**Task prompt**
Word for word, restate every line of the listing that follows.

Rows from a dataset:
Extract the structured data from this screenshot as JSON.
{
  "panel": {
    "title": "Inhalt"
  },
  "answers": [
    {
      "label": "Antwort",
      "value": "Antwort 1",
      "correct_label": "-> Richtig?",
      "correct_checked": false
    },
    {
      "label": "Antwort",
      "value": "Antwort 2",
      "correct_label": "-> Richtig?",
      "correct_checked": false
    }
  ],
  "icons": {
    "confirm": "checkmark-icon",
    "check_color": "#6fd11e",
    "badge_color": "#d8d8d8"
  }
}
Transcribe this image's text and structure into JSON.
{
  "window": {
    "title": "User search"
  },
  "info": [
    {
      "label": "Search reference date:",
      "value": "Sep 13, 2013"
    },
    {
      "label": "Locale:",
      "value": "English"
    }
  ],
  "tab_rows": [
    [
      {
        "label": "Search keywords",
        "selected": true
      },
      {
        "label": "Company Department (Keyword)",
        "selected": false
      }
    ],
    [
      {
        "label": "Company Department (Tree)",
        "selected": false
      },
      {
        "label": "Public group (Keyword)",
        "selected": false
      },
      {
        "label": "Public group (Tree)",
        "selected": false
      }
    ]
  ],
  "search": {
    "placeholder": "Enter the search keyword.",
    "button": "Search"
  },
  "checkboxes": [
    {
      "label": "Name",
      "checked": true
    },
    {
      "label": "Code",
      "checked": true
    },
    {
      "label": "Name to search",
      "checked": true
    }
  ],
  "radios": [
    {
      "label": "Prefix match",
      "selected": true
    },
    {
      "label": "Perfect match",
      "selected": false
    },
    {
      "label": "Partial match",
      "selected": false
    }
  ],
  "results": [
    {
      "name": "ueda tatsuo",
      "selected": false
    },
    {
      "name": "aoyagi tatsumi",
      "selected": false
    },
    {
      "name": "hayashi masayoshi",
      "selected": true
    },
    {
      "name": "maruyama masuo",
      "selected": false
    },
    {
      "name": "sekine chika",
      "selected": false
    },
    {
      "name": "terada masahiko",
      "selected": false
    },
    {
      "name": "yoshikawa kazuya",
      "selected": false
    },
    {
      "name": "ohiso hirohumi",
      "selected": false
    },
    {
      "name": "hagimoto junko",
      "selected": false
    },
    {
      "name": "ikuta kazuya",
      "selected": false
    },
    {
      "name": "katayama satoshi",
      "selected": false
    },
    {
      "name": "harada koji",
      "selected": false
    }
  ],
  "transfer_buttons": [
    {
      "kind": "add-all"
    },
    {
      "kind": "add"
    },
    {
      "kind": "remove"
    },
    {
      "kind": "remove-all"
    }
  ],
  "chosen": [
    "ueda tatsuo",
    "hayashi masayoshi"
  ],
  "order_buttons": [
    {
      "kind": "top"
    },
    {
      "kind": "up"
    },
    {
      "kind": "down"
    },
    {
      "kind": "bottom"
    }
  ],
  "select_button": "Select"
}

**Finished task**
Extract the structured data from this screenshot as JSON.
{
  "panel": {
    "title": "Inhalt"
  },
  "answers": [
    {
      "label": "Antwort",
      "value": "Antwort 1",
      "correct_label": "-> Richtig?",
      "correct_checked": false
    },
    {
      "label": "Antwort",
      "value": "Antwort 2",
      "correct_label": "-> Richtig?",
      "correct_checked": false
    }
  ],
  "icons": {
    "confirm": "checkmark-icon",
    "check_color": "#6fd11e",
    "badge_color": "#d8d8d8"
  }
}
Transcribe this image's text and structure into JSON.
{
  "window": {
    "title": "User search"
  },
  "info": [
    {
      "label": "Search reference date:",
      "value": "Sep 13, 2013"
    },
    {
      "label": "Locale:",
      "value": "English"
    }
  ],
  "tab_rows": [
    [
      {
        "label": "Search keywords",
        "selected": true
      },
      {
        "label": "Company Department (Keyword)",
        "selected": false
      }
    ],
    [
      {
        "label": "Company Department (Tree)",
        "selected": false
      },
      {
        "label": "Public group (Keyword)",
        "selected": false
      },
      {
        "label": "Public group (Tree)",
        "selected": false
      }
    ]
  ],
  "search": {
    "placeholder": "Enter the search keyword.",
    "button": "Search"
  },
  "checkboxes": [
    {
      "label": "Name",
      "checked": true
    },
    {
      "label": "Code",
      "checked": true
    },
    {
      "label": "Name to search",
      "checked": true
    }
  ],
  "radios": [
    {
      "label": "Prefix match",
      "selected": true
    },
    {
      "label": "Perfect match",
      "selected": false
    },
    {
      "label": "Partial match",
      "selected": false
    }
  ],
  "results": [
    {
      "name": "ueda tatsuo",
      "selected": false
    },
    {
      "name": "aoyagi tatsumi",
      "selected": false
    },
    {
      "name": "hayashi masayoshi",
      "selected": true
    },
    {
      "name": "maruyama masuo",
      "selected": false
    },
    {
      "name": "sekine chika",
      "selected": false
    },
    {
      "name": "terada masahiko",
      "selected": false
    },
    {
      "name": "yoshikawa kazuya",
      "selected": false
    },
    {
      "name": "ohiso hirohumi",
      "selected": false
    },
    {
      "name": "hagimoto junko",
      "selected": false
    },
    {
      "name": "ikuta kazuya",
      "selected": false
    },
    {
      "name": "katayama satoshi",
      "selected": false
    },
    {
      "name": "harada koji",
      "selected": false
    }
  ],
  "transfer_buttons": [
    {
      "kind": "add-all"
    },
    {
      "kind": "add"
    },
    {
      "kind": "remove"
    },
    {
      "kind": "remove-all"
    }
  ],
  "chosen": [
    "ueda tatsuo",
    "hayashi masayoshi"
  ],
  "order_buttons": [
    {
      "kind": "top"
    },
    {
      "kind": "up"
    },
    {
      "kind": "down"
    },
    {
      "kind": "bottom"
    }
  ],
  "select_button": "Select"
}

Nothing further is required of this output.